**SUPPLIED RECORDS**
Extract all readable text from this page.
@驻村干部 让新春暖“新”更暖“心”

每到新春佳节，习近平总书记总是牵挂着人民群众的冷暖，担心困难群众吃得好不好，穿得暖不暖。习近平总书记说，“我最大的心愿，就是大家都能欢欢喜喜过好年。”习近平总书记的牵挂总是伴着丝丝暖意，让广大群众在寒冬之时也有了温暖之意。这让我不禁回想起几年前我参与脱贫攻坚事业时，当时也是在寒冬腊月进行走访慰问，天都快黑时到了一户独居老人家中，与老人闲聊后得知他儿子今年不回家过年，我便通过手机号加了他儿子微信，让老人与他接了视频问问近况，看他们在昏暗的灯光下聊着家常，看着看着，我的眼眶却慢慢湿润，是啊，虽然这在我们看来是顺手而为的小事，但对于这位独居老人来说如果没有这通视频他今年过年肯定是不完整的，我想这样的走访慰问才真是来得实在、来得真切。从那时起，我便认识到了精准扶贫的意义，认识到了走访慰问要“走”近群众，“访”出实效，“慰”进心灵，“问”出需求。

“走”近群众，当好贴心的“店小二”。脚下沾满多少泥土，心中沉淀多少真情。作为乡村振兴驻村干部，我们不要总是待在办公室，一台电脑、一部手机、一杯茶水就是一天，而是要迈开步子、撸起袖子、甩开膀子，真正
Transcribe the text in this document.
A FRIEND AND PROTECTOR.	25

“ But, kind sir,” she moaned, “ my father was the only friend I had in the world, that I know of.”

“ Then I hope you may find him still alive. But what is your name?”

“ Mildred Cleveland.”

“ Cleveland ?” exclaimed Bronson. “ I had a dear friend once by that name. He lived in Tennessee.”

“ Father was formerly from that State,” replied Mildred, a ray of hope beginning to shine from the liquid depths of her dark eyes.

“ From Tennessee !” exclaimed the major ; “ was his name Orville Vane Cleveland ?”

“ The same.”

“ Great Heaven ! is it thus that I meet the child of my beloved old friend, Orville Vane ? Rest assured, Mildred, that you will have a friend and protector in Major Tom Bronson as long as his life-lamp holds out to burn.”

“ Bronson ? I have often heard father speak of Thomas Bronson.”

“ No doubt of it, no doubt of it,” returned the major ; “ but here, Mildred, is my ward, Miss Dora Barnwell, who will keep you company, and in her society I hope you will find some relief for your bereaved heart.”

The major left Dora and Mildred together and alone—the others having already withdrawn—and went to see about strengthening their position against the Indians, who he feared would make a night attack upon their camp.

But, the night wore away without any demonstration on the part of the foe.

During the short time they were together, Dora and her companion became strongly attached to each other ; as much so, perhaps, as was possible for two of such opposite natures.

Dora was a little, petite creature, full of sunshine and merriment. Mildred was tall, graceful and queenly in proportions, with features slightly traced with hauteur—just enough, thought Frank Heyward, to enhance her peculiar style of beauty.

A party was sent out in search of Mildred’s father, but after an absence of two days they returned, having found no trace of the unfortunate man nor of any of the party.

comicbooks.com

**YOUR INSTRUCTIONS**
From the first line to the last, retype the data exactly.

**CORRECT OUTPUT**
Extract all readable text from this page.
@驻村干部 让新春暖“新”更暖“心”

每到新春佳节，习近平总书记总是牵挂着人民群众的冷暖，担心困难群众吃得好不好，穿得暖不暖。习近平总书记说，“我最大的心愿，就是大家都能欢欢喜喜过好年。”习近平总书记的牵挂总是伴着丝丝暖意，让广大群众在寒冬之时也有了温暖之意。这让我不禁回想起几年前我参与脱贫攻坚事业时，当时也是在寒冬腊月进行走访慰问，天都快黑时到了一户独居老人家中，与老人闲聊后得知他儿子今年不回家过年，我便通过手机号加了他儿子微信，让老人与他接了视频问问近况，看他们在昏暗的灯光下聊着家常，看着看着，我的眼眶却慢慢湿润，是啊，虽然这在我们看来是顺手而为的小事，但对于这位独居老人来说如果没有这通视频他今年过年肯定是不完整的，我想这样的走访慰问才真是来得实在、来得真切。从那时起，我便认识到了精准扶贫的意义，认识到了走访慰问要“走”近群众，“访”出实效，“慰”进心灵，“问”出需求。

“走”近群众，当好贴心的“店小二”。脚下沾满多少泥土，心中沉淀多少真情。作为乡村振兴驻村干部，我们不要总是待在办公室，一台电脑、一部手机、一杯茶水就是一天，而是要迈开步子、撸起袖子、甩开膀子，真正
Transcribe the text in this document.
A FRIEND AND PROTECTOR.	25

“ But, kind sir,” she moaned, “ my father was the only friend I had in the world, that I know of.”

“ Then I hope you may find him still alive. But what is your name?”

“ Mildred Cleveland.”

“ Cleveland ?” exclaimed Bronson. “ I had a dear friend once by that name. He lived in Tennessee.”

“ Father was formerly from that State,” replied Mildred, a ray of hope beginning to shine from the liquid depths of her dark eyes.

“ From Tennessee !” exclaimed the major ; “ was his name Orville Vane Cleveland ?”

“ The same.”

“ Great Heaven ! is it thus that I meet the child of my beloved old friend, Orville Vane ? Rest assured, Mildred, that you will have a friend and protector in Major Tom Bronson as long as his life-lamp holds out to burn.”

“ Bronson ? I have often heard father speak of Thomas Bronson.”

“ No doubt of it, no doubt of it,” returned the major ; “ but here, Mildred, is my ward, Miss Dora Barnwell, who will keep you company, and in her society I hope you will find some relief for your bereaved heart.”

The major left Dora and Mildred together and alone—the others having already withdrawn—and went to see about strengthening their position against the Indians, who he feared would make a night attack upon their camp.

But, the night wore away without any demonstration on the part of the foe.

During the short time they were together, Dora and her companion became strongly attached to each other ; as much so, perhaps, as was possible for two of such opposite natures.

Dora was a little, petite creature, full of sunshine and merriment. Mildred was tall, graceful and queenly in proportions, with features slightly traced with hauteur—just enough, thought Frank Heyward, to enhance her peculiar style of beauty.

A party was sent out in search of Mildred’s father, but after an absence of two days they returned, having found no trace of the unfortunate man nor of any of the party.

comicbooks.com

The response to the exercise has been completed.